Stored dataset items
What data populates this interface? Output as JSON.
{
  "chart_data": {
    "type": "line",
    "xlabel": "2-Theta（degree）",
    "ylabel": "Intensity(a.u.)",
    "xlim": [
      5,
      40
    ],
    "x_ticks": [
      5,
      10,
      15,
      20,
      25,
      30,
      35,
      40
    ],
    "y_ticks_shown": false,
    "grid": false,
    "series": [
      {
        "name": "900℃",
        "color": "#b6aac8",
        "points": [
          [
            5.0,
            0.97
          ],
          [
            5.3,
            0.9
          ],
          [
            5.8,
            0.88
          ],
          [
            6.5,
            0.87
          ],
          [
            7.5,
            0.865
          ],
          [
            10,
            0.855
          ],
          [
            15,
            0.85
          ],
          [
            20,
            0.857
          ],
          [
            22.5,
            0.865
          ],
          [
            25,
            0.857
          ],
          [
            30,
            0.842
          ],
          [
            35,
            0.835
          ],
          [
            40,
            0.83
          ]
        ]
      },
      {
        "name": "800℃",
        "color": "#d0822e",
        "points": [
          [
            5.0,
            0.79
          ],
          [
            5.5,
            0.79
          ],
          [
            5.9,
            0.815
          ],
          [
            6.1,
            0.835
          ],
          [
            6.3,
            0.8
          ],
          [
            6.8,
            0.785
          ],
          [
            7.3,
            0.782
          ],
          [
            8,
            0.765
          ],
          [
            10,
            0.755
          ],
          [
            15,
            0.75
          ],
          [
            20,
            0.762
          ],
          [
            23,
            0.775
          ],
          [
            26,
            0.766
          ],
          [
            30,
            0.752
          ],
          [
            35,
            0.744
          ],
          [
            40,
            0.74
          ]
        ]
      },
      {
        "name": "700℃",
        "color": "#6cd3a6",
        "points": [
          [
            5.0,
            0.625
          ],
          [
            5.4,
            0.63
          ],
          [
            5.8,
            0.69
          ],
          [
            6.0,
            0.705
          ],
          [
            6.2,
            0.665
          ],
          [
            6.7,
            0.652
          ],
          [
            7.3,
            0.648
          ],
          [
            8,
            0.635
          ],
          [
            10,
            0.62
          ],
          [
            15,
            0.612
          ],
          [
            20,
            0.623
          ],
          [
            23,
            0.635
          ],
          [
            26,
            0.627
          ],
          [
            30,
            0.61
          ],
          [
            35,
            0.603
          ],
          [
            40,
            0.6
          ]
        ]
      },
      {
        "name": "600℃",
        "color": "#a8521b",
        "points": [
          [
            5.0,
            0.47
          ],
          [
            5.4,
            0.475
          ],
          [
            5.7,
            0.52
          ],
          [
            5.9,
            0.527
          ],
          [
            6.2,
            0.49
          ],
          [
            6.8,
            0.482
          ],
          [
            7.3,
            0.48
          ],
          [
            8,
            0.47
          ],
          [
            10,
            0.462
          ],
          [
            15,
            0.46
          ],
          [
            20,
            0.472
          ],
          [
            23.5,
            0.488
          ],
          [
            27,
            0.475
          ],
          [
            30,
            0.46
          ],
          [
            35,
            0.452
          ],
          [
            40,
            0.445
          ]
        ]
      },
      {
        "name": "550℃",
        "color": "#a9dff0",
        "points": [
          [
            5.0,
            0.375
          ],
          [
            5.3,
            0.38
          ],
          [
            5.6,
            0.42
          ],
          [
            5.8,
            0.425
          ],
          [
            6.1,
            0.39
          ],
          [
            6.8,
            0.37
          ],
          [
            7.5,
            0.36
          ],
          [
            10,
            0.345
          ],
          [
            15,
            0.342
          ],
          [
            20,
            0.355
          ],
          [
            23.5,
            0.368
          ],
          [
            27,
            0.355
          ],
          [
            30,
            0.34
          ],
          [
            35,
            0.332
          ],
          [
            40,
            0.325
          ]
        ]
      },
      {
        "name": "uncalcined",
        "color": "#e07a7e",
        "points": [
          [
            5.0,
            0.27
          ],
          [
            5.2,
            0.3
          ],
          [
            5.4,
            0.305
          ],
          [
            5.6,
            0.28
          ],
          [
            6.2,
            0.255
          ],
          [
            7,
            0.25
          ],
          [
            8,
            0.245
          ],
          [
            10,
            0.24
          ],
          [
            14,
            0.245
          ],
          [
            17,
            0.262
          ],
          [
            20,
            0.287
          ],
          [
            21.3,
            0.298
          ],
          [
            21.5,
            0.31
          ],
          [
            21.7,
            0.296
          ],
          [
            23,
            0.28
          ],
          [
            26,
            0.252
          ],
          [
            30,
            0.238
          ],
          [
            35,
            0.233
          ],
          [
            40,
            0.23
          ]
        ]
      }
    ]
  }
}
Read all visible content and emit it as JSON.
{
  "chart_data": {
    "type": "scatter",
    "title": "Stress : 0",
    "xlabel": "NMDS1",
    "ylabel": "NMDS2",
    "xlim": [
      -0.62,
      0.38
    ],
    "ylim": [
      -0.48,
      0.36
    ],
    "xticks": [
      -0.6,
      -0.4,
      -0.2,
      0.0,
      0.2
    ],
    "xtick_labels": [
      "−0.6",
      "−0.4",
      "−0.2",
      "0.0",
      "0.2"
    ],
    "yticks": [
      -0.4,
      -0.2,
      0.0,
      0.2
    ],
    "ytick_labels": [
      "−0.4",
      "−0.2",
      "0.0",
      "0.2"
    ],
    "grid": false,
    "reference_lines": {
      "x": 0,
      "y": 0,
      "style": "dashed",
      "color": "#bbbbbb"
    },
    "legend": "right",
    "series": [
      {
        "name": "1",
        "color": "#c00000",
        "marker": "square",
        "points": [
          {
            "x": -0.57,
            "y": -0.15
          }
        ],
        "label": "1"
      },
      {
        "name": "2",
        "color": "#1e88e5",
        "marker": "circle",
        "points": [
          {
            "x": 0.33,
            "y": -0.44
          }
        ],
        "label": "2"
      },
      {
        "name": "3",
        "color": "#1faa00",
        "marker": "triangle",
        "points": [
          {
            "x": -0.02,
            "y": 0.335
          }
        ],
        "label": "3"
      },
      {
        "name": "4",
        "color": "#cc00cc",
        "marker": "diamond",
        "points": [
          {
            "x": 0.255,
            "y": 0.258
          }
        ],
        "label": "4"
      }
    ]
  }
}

[The task] Using the data above, print every record exactly as shown.

[Result of this exercise]
What data populates this interface? Output as JSON.
{
  "chart_data": {
    "type": "line",
    "xlabel": "2-Theta（degree）",
    "ylabel": "Intensity(a.u.)",
    "xlim": [
      5,
      40
    ],
    "x_ticks": [
      5,
      10,
      15,
      20,
      25,
      30,
      35,
      40
    ],
    "y_ticks_shown": false,
    "grid": false,
    "series": [
      {
        "name": "900℃",
        "color": "#b6aac8",
        "points": [
          [
            5.0,
            0.97
          ],
          [
            5.3,
            0.9
          ],
          [
            5.8,
            0.88
          ],
          [
            6.5,
            0.87
          ],
          [
            7.5,
            0.865
          ],
          [
            10,
            0.855
          ],
          [
            15,
            0.85
          ],
          [
            20,
            0.857
          ],
          [
            22.5,
            0.865
          ],
          [
            25,
            0.857
          ],
          [
            30,
            0.842
          ],
          [
            35,
            0.835
          ],
          [
            40,
            0.83
          ]
        ]
      },
      {
        "name": "800℃",
        "color": "#d0822e",
        "points": [
          [
            5.0,
            0.79
          ],
          [
            5.5,
            0.79
          ],
          [
            5.9,
            0.815
          ],
          [
            6.1,
            0.835
          ],
          [
            6.3,
            0.8
          ],
          [
            6.8,
            0.785
          ],
          [
            7.3,
            0.782
          ],
          [
            8,
            0.765
          ],
          [
            10,
            0.755
          ],
          [
            15,
            0.75
          ],
          [
            20,
            0.762
          ],
          [
            23,
            0.775
          ],
          [
            26,
            0.766
          ],
          [
            30,
            0.752
          ],
          [
            35,
            0.744
          ],
          [
            40,
            0.74
          ]
        ]
      },
      {
        "name": "700℃",
        "color": "#6cd3a6",
        "points": [
          [
            5.0,
            0.625
          ],
          [
            5.4,
            0.63
          ],
          [
            5.8,
            0.69
          ],
          [
            6.0,
            0.705
          ],
          [
            6.2,
            0.665
          ],
          [
            6.7,
            0.652
          ],
          [
            7.3,
            0.648
          ],
          [
            8,
            0.635
          ],
          [
            10,
            0.62
          ],
          [
            15,
            0.612
          ],
          [
            20,
            0.623
          ],
          [
            23,
            0.635
          ],
          [
            26,
            0.627
          ],
          [
            30,
            0.61
          ],
          [
            35,
            0.603
          ],
          [
            40,
            0.6
          ]
        ]
      },
      {
        "name": "600℃",
        "color": "#a8521b",
        "points": [
          [
            5.0,
            0.47
          ],
          [
            5.4,
            0.475
          ],
          [
            5.7,
            0.52
          ],
          [
            5.9,
            0.527
          ],
          [
            6.2,
            0.49
          ],
          [
            6.8,
            0.482
          ],
          [
            7.3,
            0.48
          ],
          [
            8,
            0.47
          ],
          [
            10,
            0.462
          ],
          [
            15,
            0.46
          ],
          [
            20,
            0.472
          ],
          [
            23.5,
            0.488
          ],
          [
            27,
            0.475
          ],
          [
            30,
            0.46
          ],
          [
            35,
            0.452
          ],
          [
            40,
            0.445
          ]
        ]
      },
      {
        "name": "550℃",
        "color": "#a9dff0",
        "points": [
          [
            5.0,
            0.375
          ],
          [
            5.3,
            0.38
          ],
          [
            5.6,
            0.42
          ],
          [
            5.8,
            0.425
          ],
          [
            6.1,
            0.39
          ],
          [
            6.8,
            0.37
          ],
          [
            7.5,
            0.36
          ],
          [
            10,
            0.345
          ],
          [
            15,
            0.342
          ],
          [
            20,
            0.355
          ],
          [
            23.5,
            0.368
          ],
          [
            27,
            0.355
          ],
          [
            30,
            0.34
          ],
          [
            35,
            0.332
          ],
          [
            40,
            0.325
          ]
        ]
      },
      {
        "name": "uncalcined",
        "color": "#e07a7e",
        "points": [
          [
            5.0,
            0.27
          ],
          [
            5.2,
            0.3
          ],
          [
            5.4,
            0.305
          ],
          [
            5.6,
            0.28
          ],
          [
            6.2,
            0.255
          ],
          [
            7,
            0.25
          ],
          [
            8,
            0.245
          ],
          [
            10,
            0.24
          ],
          [
            14,
            0.245
          ],
          [
            17,
            0.262
          ],
          [
            20,
            0.287
          ],
          [
            21.3,
            0.298
          ],
          [
            21.5,
            0.31
          ],
          [
            21.7,
            0.296
          ],
          [
            23,
            0.28
          ],
          [
            26,
            0.252
          ],
          [
            30,
            0.238
          ],
          [
            35,
            0.233
          ],
          [
            40,
            0.23
          ]
        ]
      }
    ]
  }
}
Read all visible content and emit it as JSON.
{
  "chart_data": {
    "type": "scatter",
    "title": "Stress : 0",
    "xlabel": "NMDS1",
    "ylabel": "NMDS2",
    "xlim": [
      -0.62,
      0.38
    ],
    "ylim": [
      -0.48,
      0.36
    ],
    "xticks": [
      -0.6,
      -0.4,
      -0.2,
      0.0,
      0.2
    ],
    "xtick_labels": [
      "−0.6",
      "−0.4",
      "−0.2",
      "0.0",
      "0.2"
    ],
    "yticks": [
      -0.4,
      -0.2,
      0.0,
      0.2
    ],
    "ytick_labels": [
      "−0.4",
      "−0.2",
      "0.0",
      "0.2"
    ],
    "grid": false,
    "reference_lines": {
      "x": 0,
      "y": 0,
      "style": "dashed",
      "color": "#bbbbbb"
    },
    "legend": "right",
    "series": [
      {
        "name": "1",
        "color": "#c00000",
        "marker": "square",
        "points": [
          {
            "x": -0.57,
            "y": -0.15
          }
        ],
        "label": "1"
      },
      {
        "name": "2",
        "color": "#1e88e5",
        "marker": "circle",
        "points": [
          {
            "x": 0.33,
            "y": -0.44
          }
        ],
        "label": "2"
      },
      {
        "name": "3",
        "color": "#1faa00",
        "marker": "triangle",
        "points": [
          {
            "x": -0.02,
            "y": 0.335
          }
        ],
        "label": "3"
      },
      {
        "name": "4",
        "color": "#cc00cc",
        "marker": "diamond",
        "points": [
          {
            "x": 0.255,
            "y": 0.258
          }
        ],
        "label": "4"
      }
    ]
  }
}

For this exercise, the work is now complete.